WHAT YOU SHOULD DO: Pull out all lines from the listing below in which the word "object" appears.

RECORD SET:
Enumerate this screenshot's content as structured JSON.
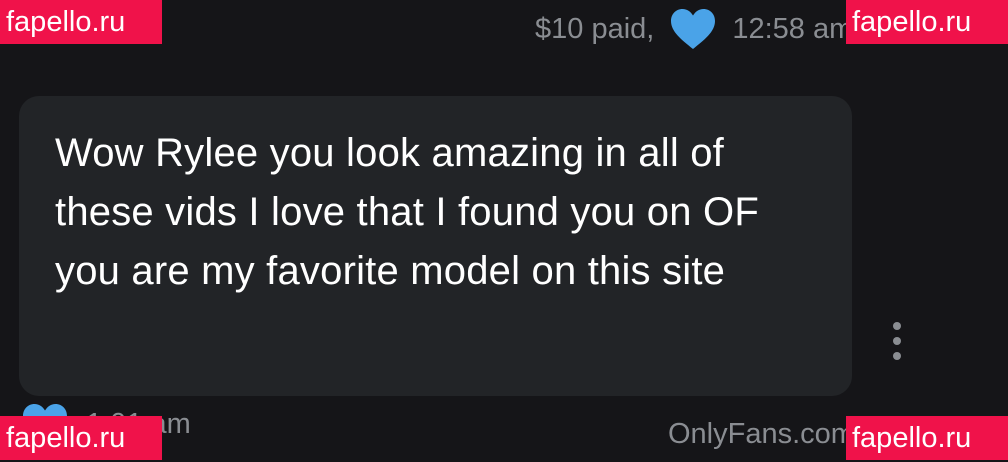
{
  "message_meta": {
    "price": "$10 paid,",
    "time": "12:58 am",
    "heart_icon": "heart-icon",
    "heart_color": "#4aa3e8"
  },
  "message": {
    "text": "Wow Rylee you look amazing in all of these vids I love that I found you on OF you are my favorite model on this site",
    "more_icon": "more-vertical-icon"
  },
  "reply_meta": {
    "time": "1:01 am",
    "heart_icon": "heart-icon"
  },
  "site_watermark": "OnlyFans.com",
  "watermarks": {
    "tl": "fapello.ru",
    "tr": "fapello.ru",
    "bl": "fapello.ru",
    "br": "fapello.ru",
    "color": "#f0124a"
  }
}
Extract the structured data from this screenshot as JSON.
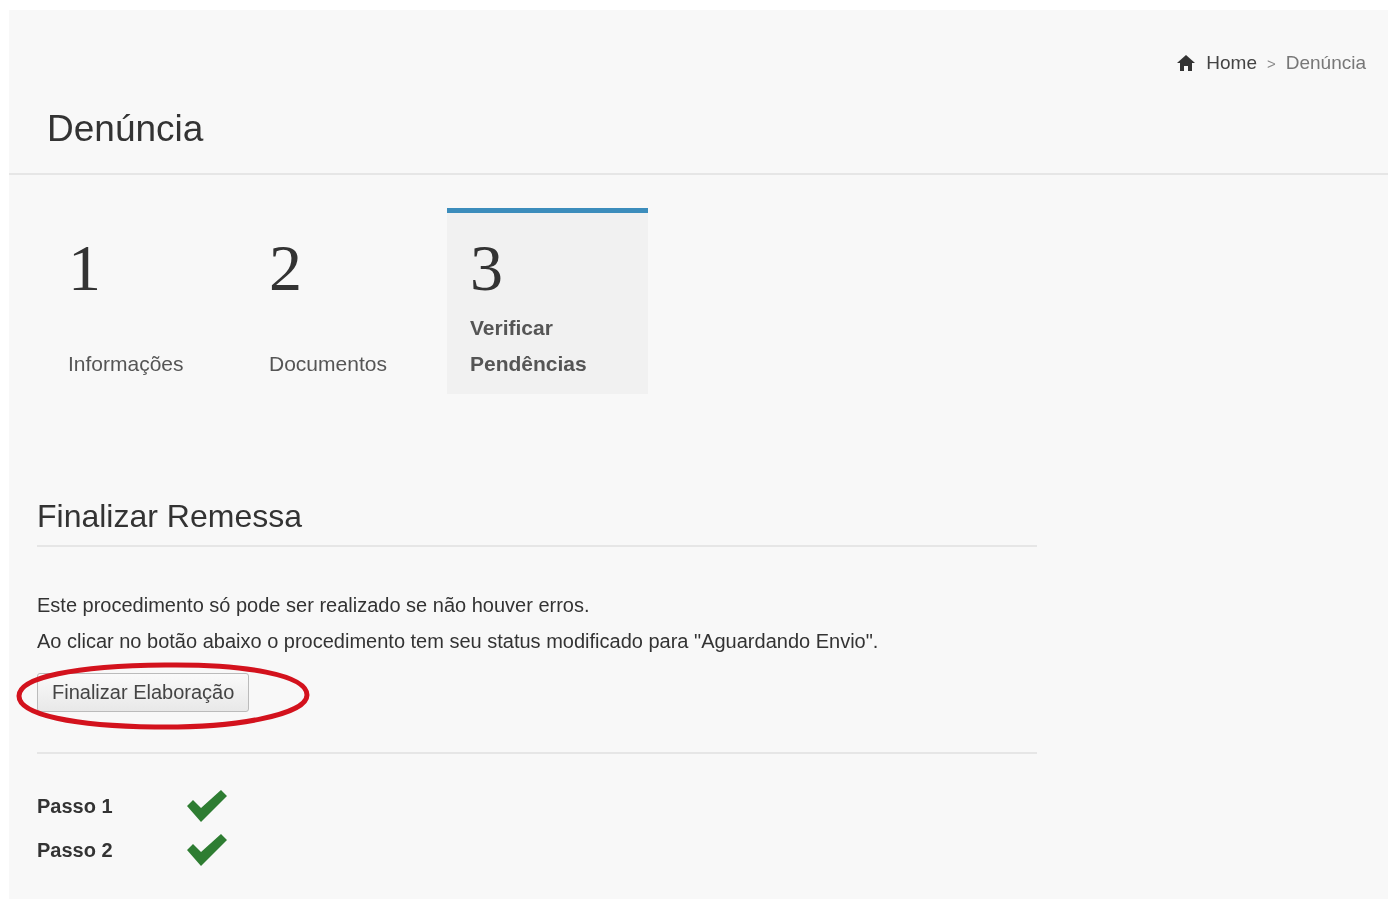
{
  "breadcrumb": [
    {
      "label": "Home",
      "kind": "home"
    },
    {
      "label": "Denúncia",
      "kind": "current"
    }
  ],
  "breadcrumb_separator": ">",
  "page_title": "Denúncia",
  "steps": [
    {
      "number": "1",
      "label": "Informações",
      "selected": false
    },
    {
      "number": "2",
      "label": "Documentos",
      "selected": false
    },
    {
      "number": "3",
      "label": "Verificar Pendências",
      "selected": true
    }
  ],
  "section": {
    "title": "Finalizar Remessa",
    "paragraphs": [
      "Este procedimento só pode ser realizado se não houver erros.",
      "Ao clicar no botão abaixo o procedimento tem seu status modificado para \"Aguardando Envio\"."
    ],
    "button": "Finalizar Elaboração",
    "annotation": {
      "kind": "ellipse"
    }
  },
  "checks": [
    {
      "label": "Passo 1",
      "done": true
    },
    {
      "label": "Passo 2",
      "done": true
    }
  ]
}
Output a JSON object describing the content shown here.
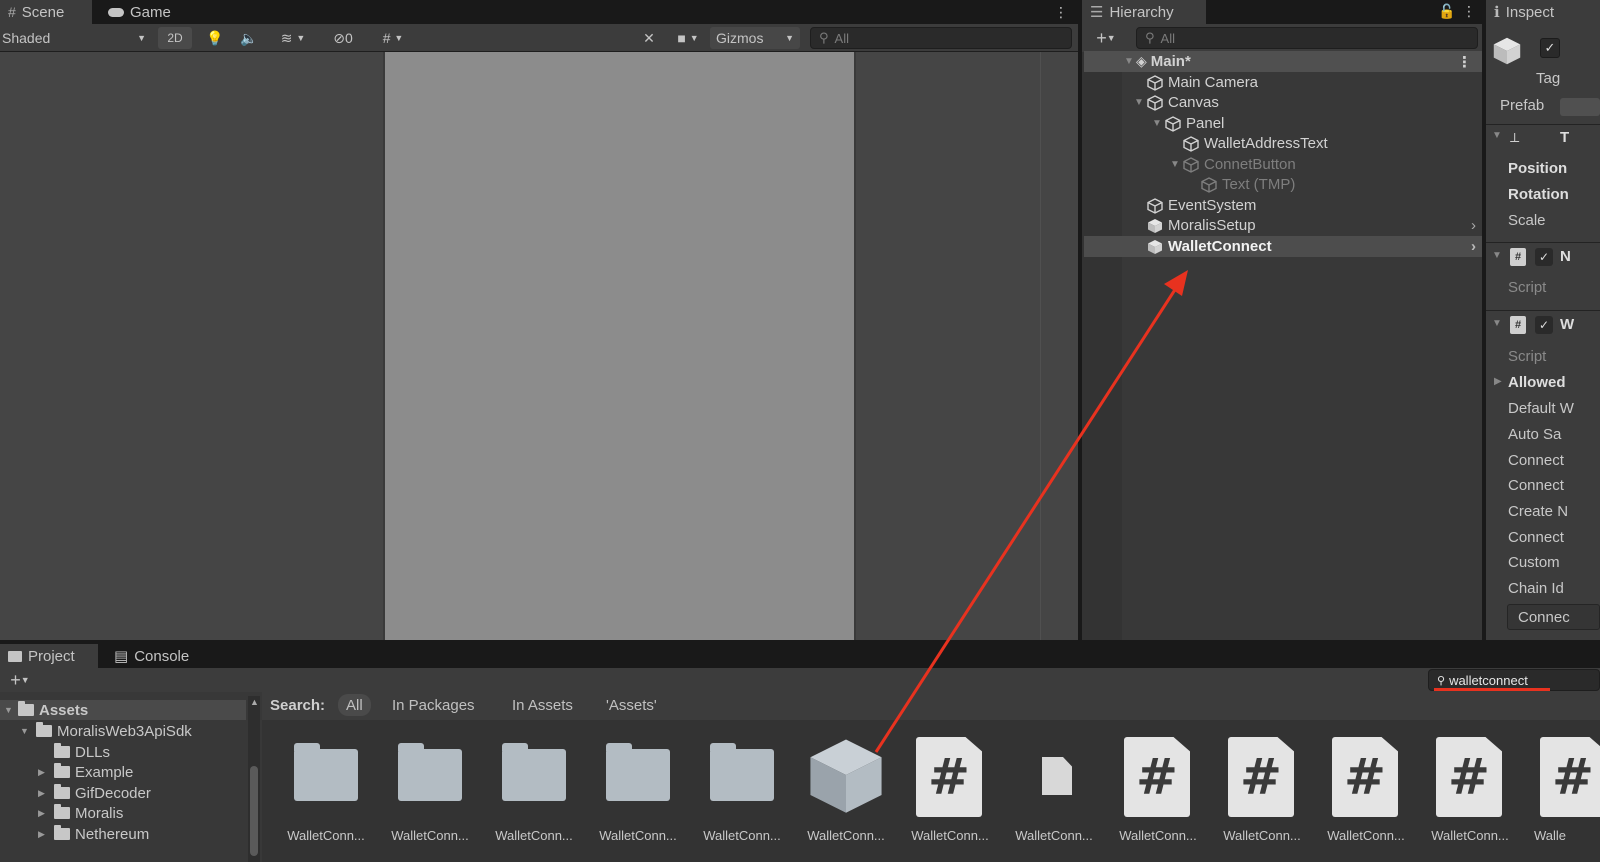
{
  "scene_panel": {
    "tabs": [
      {
        "label": "Scene",
        "icon": "hash-icon"
      },
      {
        "label": "Game",
        "icon": "gamepad-icon"
      }
    ],
    "shading_mode": "Shaded",
    "toggle_2d": "2D",
    "hidden_count": "0",
    "gizmos_label": "Gizmos",
    "search_placeholder": "All"
  },
  "hierarchy": {
    "tab_label": "Hierarchy",
    "search_placeholder": "All",
    "rows": [
      {
        "label": "Main*",
        "depth": 0,
        "state": "scene"
      },
      {
        "label": "Main Camera",
        "depth": 1,
        "state": "normal"
      },
      {
        "label": "Canvas",
        "depth": 1,
        "state": "normal"
      },
      {
        "label": "Panel",
        "depth": 2,
        "state": "normal"
      },
      {
        "label": "WalletAddressText",
        "depth": 3,
        "state": "normal"
      },
      {
        "label": "ConnetButton",
        "depth": 3,
        "state": "dim"
      },
      {
        "label": "Text (TMP)",
        "depth": 4,
        "state": "dim"
      },
      {
        "label": "EventSystem",
        "depth": 1,
        "state": "normal"
      },
      {
        "label": "MoralisSetup",
        "depth": 1,
        "state": "normal"
      },
      {
        "label": "WalletConnect",
        "depth": 1,
        "state": "selected"
      }
    ]
  },
  "inspector": {
    "tab_label": "Inspect",
    "tag_label": "Tag",
    "prefab_label": "Prefab",
    "transform_header": "T",
    "fields": {
      "position": "Position",
      "rotation": "Rotation",
      "scale": "Scale",
      "component1_header": "N",
      "script1": "Script",
      "component2_header": "W",
      "script2": "Script",
      "allowed": "Allowed",
      "default": "Default W",
      "auto_save": "Auto Sa",
      "connect1": "Connect",
      "connect2": "Connect",
      "create": "Create N",
      "connect3": "Connect",
      "custom": "Custom",
      "chain_id": "Chain Id",
      "connect_button": "Connec"
    }
  },
  "project": {
    "tabs": [
      {
        "label": "Project",
        "icon": "folder-icon"
      },
      {
        "label": "Console",
        "icon": "console-icon"
      }
    ],
    "search_value": "walletconnect",
    "tree": [
      {
        "label": "Assets",
        "depth": 0
      },
      {
        "label": "MoralisWeb3ApiSdk",
        "depth": 1
      },
      {
        "label": "DLLs",
        "depth": 2
      },
      {
        "label": "Example",
        "depth": 2
      },
      {
        "label": "GifDecoder",
        "depth": 2
      },
      {
        "label": "Moralis",
        "depth": 2
      },
      {
        "label": "Nethereum",
        "depth": 2
      }
    ],
    "search_filter_label": "Search:",
    "filters": [
      "All",
      "In Packages",
      "In Assets",
      "'Assets'"
    ],
    "assets": [
      {
        "label": "WalletConn...",
        "kind": "folder"
      },
      {
        "label": "WalletConn...",
        "kind": "folder"
      },
      {
        "label": "WalletConn...",
        "kind": "folder"
      },
      {
        "label": "WalletConn...",
        "kind": "folder"
      },
      {
        "label": "WalletConn...",
        "kind": "folder"
      },
      {
        "label": "WalletConn...",
        "kind": "prefab"
      },
      {
        "label": "WalletConn...",
        "kind": "script"
      },
      {
        "label": "WalletConn...",
        "kind": "file"
      },
      {
        "label": "WalletConn...",
        "kind": "script"
      },
      {
        "label": "WalletConn...",
        "kind": "script"
      },
      {
        "label": "WalletConn...",
        "kind": "script"
      },
      {
        "label": "WalletConn...",
        "kind": "script"
      },
      {
        "label": "Walle",
        "kind": "script"
      }
    ]
  },
  "colors": {
    "annotation_arrow": "#e8321f",
    "selection": "#4d4d4d",
    "panel_bg": "#282828"
  }
}
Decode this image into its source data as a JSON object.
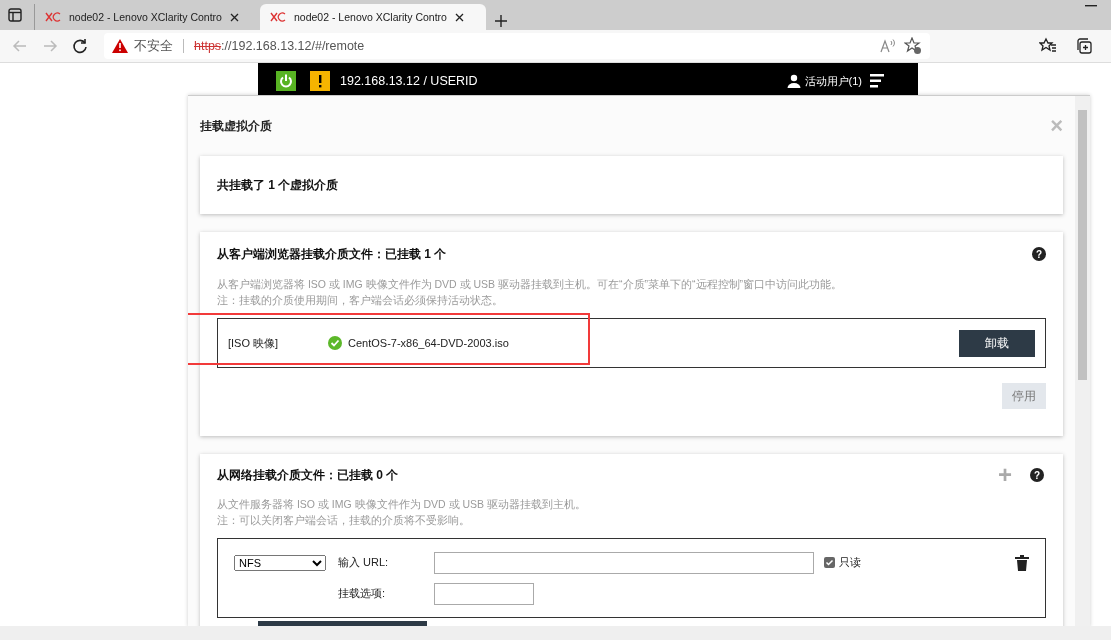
{
  "browser": {
    "tabs": [
      {
        "title": "node02 - Lenovo XClarity Contro",
        "selected": false
      },
      {
        "title": "node02 - Lenovo XClarity Contro",
        "selected": true
      }
    ],
    "security": "不安全",
    "url_scheme": "https",
    "url_rest": "://192.168.13.12/#/remote"
  },
  "header": {
    "host": "192.168.13.12 / USERID",
    "users": "活动用户(1)"
  },
  "modal": {
    "title": "挂载虚拟介质",
    "close": "×",
    "summary": "共挂载了 1 个虚拟介质",
    "client": {
      "title": "从客户端浏览器挂载介质文件：已挂载 1 个",
      "help": "?",
      "desc": "从客户端浏览器将 ISO 或 IMG 映像文件作为 DVD 或 USB 驱动器挂载到主机。可在“介质”菜单下的“远程控制”窗口中访问此功能。",
      "note": "注：挂载的介质使用期间，客户端会话必须保持活动状态。",
      "files": [
        {
          "type": "[ISO 映像]",
          "name": "CentOS-7-x86_64-DVD-2003.iso",
          "mounted": true,
          "action": "卸载"
        }
      ],
      "disable_button": {
        "label": "停用",
        "disabled": true
      }
    },
    "network": {
      "title": "从网络挂载介质文件：已挂载 0 个",
      "help": "?",
      "add": "+",
      "desc": "从文件服务器将 ISO 或 IMG 映像文件作为 DVD 或 USB 驱动器挂载到主机。",
      "note": "注：可以关闭客户端会话，挂载的介质将不受影响。",
      "protocol": "NFS",
      "url_label": "输入 URL:",
      "readonly": {
        "label": "只读",
        "checked": true
      },
      "options_label": "挂载选项:"
    }
  }
}
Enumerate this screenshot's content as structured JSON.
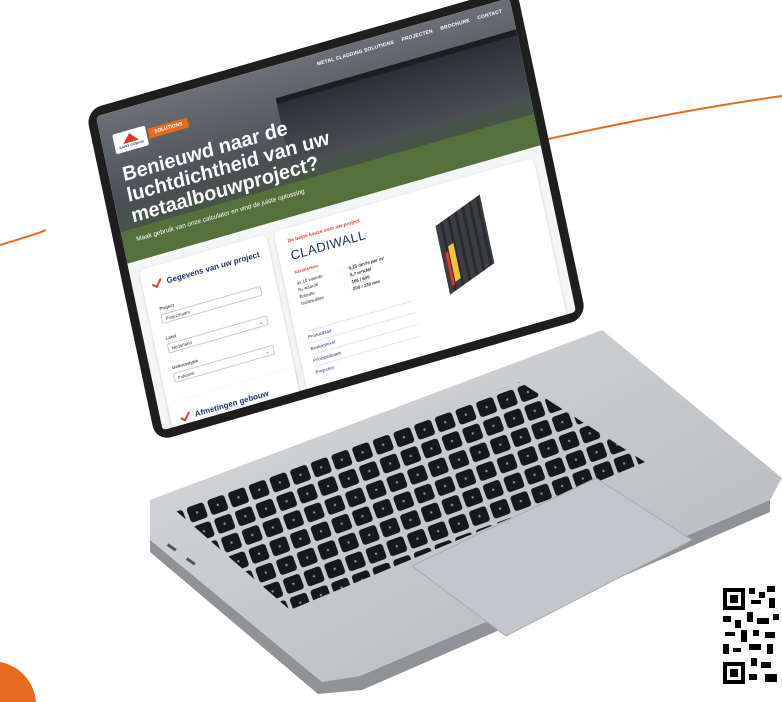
{
  "colors": {
    "accent": "#e66a1f",
    "navy": "#1e3766",
    "red": "#e0402e",
    "laptop_body": "#c9cbcf",
    "keys": "#1a1b1d"
  },
  "site": {
    "nav": [
      "METAL CLADDING SOLUTIONS",
      "PROJECTEN",
      "BROCHURE",
      "CONTACT"
    ],
    "logo_text": "SAINT-GOBAIN",
    "badge": "SOLUTIONS",
    "hero_title": "Benieuwd naar de luchtdichtheid van uw metaalbouwproject?",
    "hero_subtitle": "Maak gebruik van onze calculator en vind de juiste oplossing",
    "form": {
      "title": "Gegevens van uw project",
      "fields": [
        {
          "label": "Project",
          "value": "Projectnaam"
        },
        {
          "label": "Land",
          "value": "Nederland"
        },
        {
          "label": "Gebouwtype",
          "value": "Industrie"
        }
      ],
      "next_title": "Afmetingen gebouw"
    },
    "result": {
      "kicker": "De beste keuze voor uw project",
      "product": "CLADIWALL",
      "spec_heading": "Kenmerken",
      "specs": [
        {
          "key": "qv;10 waarde",
          "value": "0,15 dm³/s per m²"
        },
        {
          "key": "Rₐ waarde",
          "value": "5,7 m²K/W"
        },
        {
          "key": "Breedte",
          "value": "166 / 600"
        },
        {
          "key": "Isolatiedikte",
          "value": "200 / 230 mm"
        }
      ],
      "links": [
        "Productblad",
        "Bestekstekst",
        "Principedetails",
        "Projecten"
      ]
    }
  }
}
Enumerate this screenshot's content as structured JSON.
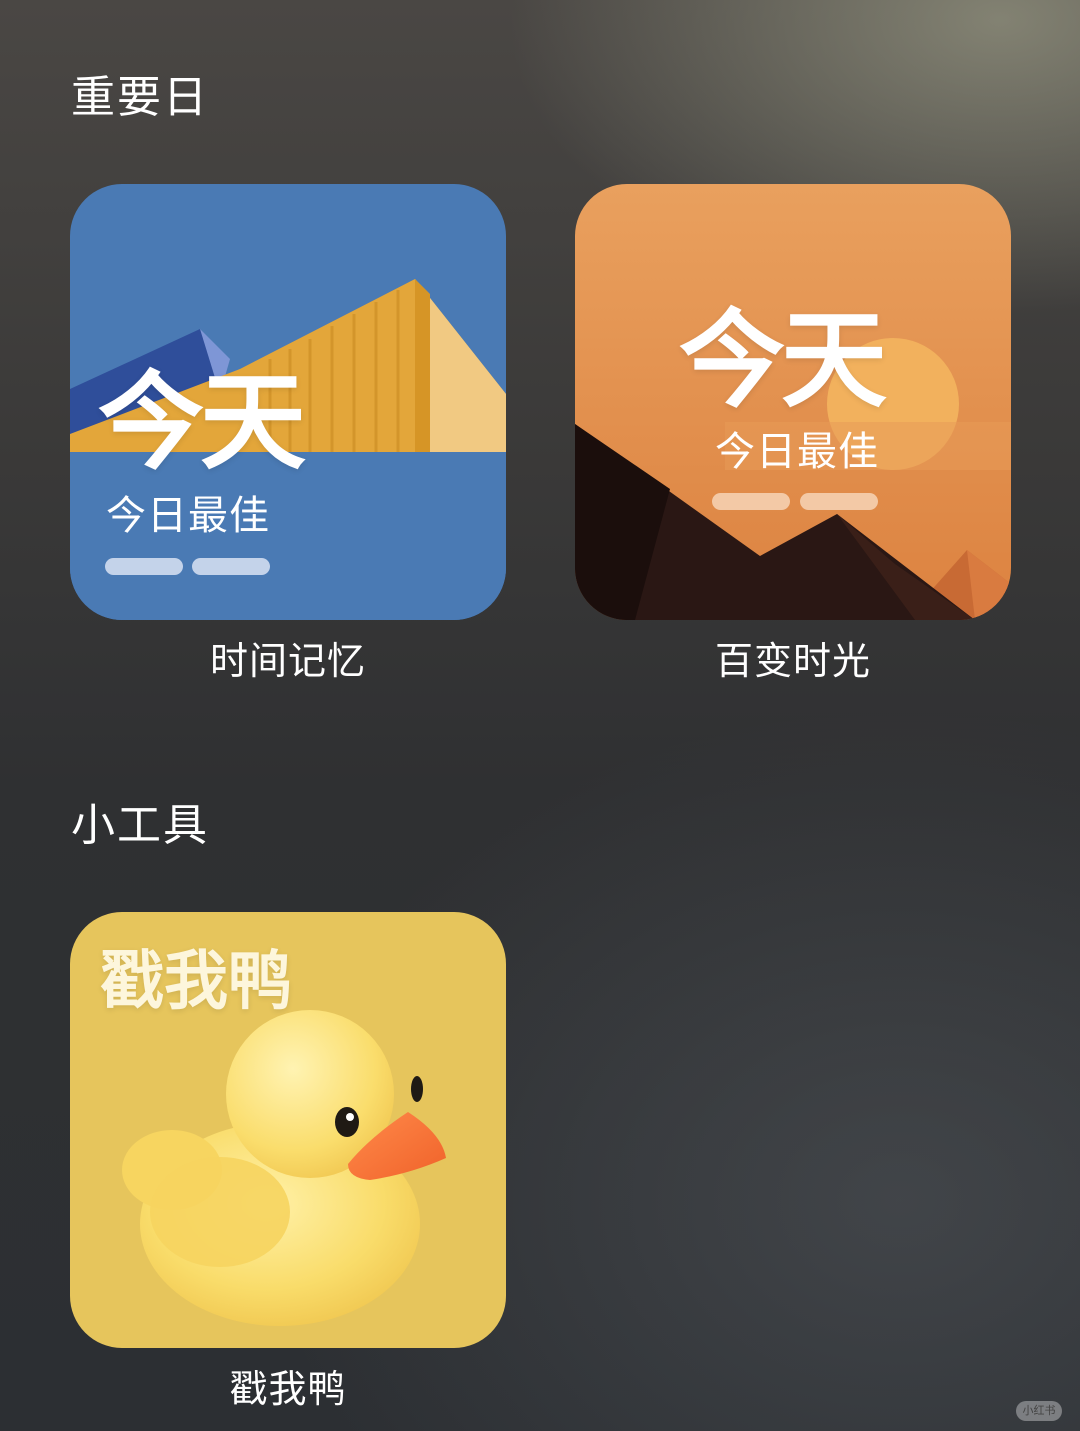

EXERCISE OUTPUT:
Output a JSON object describing the content shown here.
Decode this image into its source data as a JSON object.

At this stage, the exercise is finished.